▶ **What to produce**: Find and copy each line of the records where the string "Lorem" shows up.

* start *

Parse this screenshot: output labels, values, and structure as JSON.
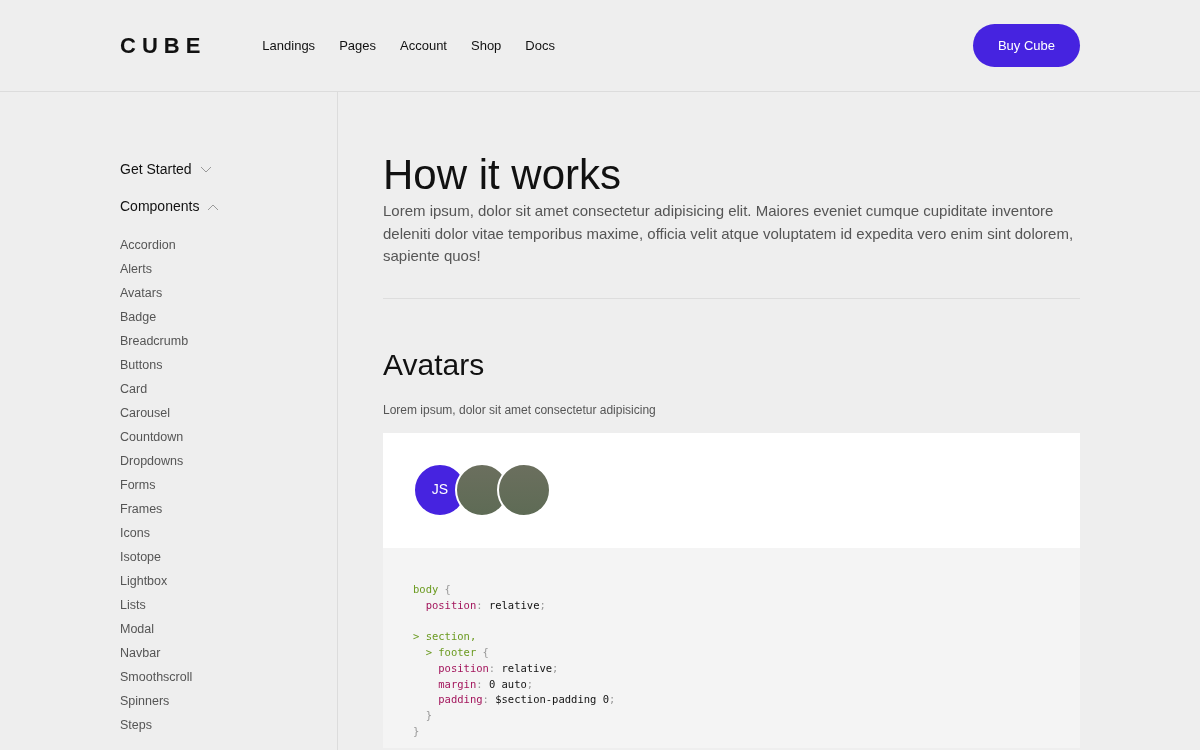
{
  "brand": "CUBE",
  "nav": [
    {
      "label": "Landings"
    },
    {
      "label": "Pages"
    },
    {
      "label": "Account"
    },
    {
      "label": "Shop"
    },
    {
      "label": "Docs"
    }
  ],
  "cta": {
    "label": "Buy Cube"
  },
  "sidebar": {
    "sections": [
      {
        "label": "Get Started",
        "expanded": false
      },
      {
        "label": "Components",
        "expanded": true,
        "children": [
          {
            "label": "Accordion"
          },
          {
            "label": "Alerts"
          },
          {
            "label": "Avatars"
          },
          {
            "label": "Badge"
          },
          {
            "label": "Breadcrumb"
          },
          {
            "label": "Buttons"
          },
          {
            "label": "Card"
          },
          {
            "label": "Carousel"
          },
          {
            "label": "Countdown"
          },
          {
            "label": "Dropdowns"
          },
          {
            "label": "Forms"
          },
          {
            "label": "Frames"
          },
          {
            "label": "Icons"
          },
          {
            "label": "Isotope"
          },
          {
            "label": "Lightbox"
          },
          {
            "label": "Lists"
          },
          {
            "label": "Modal"
          },
          {
            "label": "Navbar"
          },
          {
            "label": "Smoothscroll"
          },
          {
            "label": "Spinners"
          },
          {
            "label": "Steps"
          }
        ]
      }
    ]
  },
  "page": {
    "title": "How it works",
    "intro": "Lorem ipsum, dolor sit amet consectetur adipisicing elit. Maiores eveniet cumque cupiditate inventore deleniti dolor vitae temporibus maxime, officia velit atque voluptatem id expedita vero enim sint dolorem, sapiente quos!"
  },
  "section": {
    "title": "Avatars",
    "subtitle": "Lorem ipsum, dolor sit amet consectetur adipisicing",
    "avatars": [
      {
        "kind": "initials",
        "text": "JS",
        "color": "#4623e0"
      },
      {
        "kind": "photo"
      },
      {
        "kind": "photo"
      }
    ],
    "code_blocks": [
      {
        "lines": [
          [
            {
              "kind": "selector",
              "text": "body"
            },
            {
              "kind": "punct",
              "text": " {"
            }
          ],
          [
            {
              "kind": "property",
              "text": "  position"
            },
            {
              "kind": "punct",
              "text": ": "
            },
            {
              "kind": "value",
              "text": "relative"
            },
            {
              "kind": "punct",
              "text": ";"
            }
          ]
        ]
      },
      {
        "lines": [
          [
            {
              "kind": "selector",
              "text": "> section,"
            }
          ],
          [
            {
              "kind": "selector",
              "text": "  > footer"
            },
            {
              "kind": "punct",
              "text": " {"
            }
          ],
          [
            {
              "kind": "property",
              "text": "    position"
            },
            {
              "kind": "punct",
              "text": ": "
            },
            {
              "kind": "value",
              "text": "relative"
            },
            {
              "kind": "punct",
              "text": ";"
            }
          ],
          [
            {
              "kind": "property",
              "text": "    margin"
            },
            {
              "kind": "punct",
              "text": ": "
            },
            {
              "kind": "value",
              "text": "0 auto"
            },
            {
              "kind": "punct",
              "text": ";"
            }
          ],
          [
            {
              "kind": "property",
              "text": "    padding"
            },
            {
              "kind": "punct",
              "text": ": "
            },
            {
              "kind": "value",
              "text": "$section-padding 0"
            },
            {
              "kind": "punct",
              "text": ";"
            }
          ],
          [
            {
              "kind": "punct",
              "text": "  }"
            }
          ],
          [
            {
              "kind": "punct",
              "text": "}"
            }
          ]
        ]
      }
    ]
  }
}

* end *

▶ **Expected output**:
    "intro": "Lorem ipsum, dolor sit amet consectetur adipisicing elit. Maiores eveniet cumque cupiditate inventore deleniti dolor vitae temporibus maxime, officia velit atque voluptatem id expedita vero enim sint dolorem, sapiente quos!"
    "subtitle": "Lorem ipsum, dolor sit amet consectetur adipisicing",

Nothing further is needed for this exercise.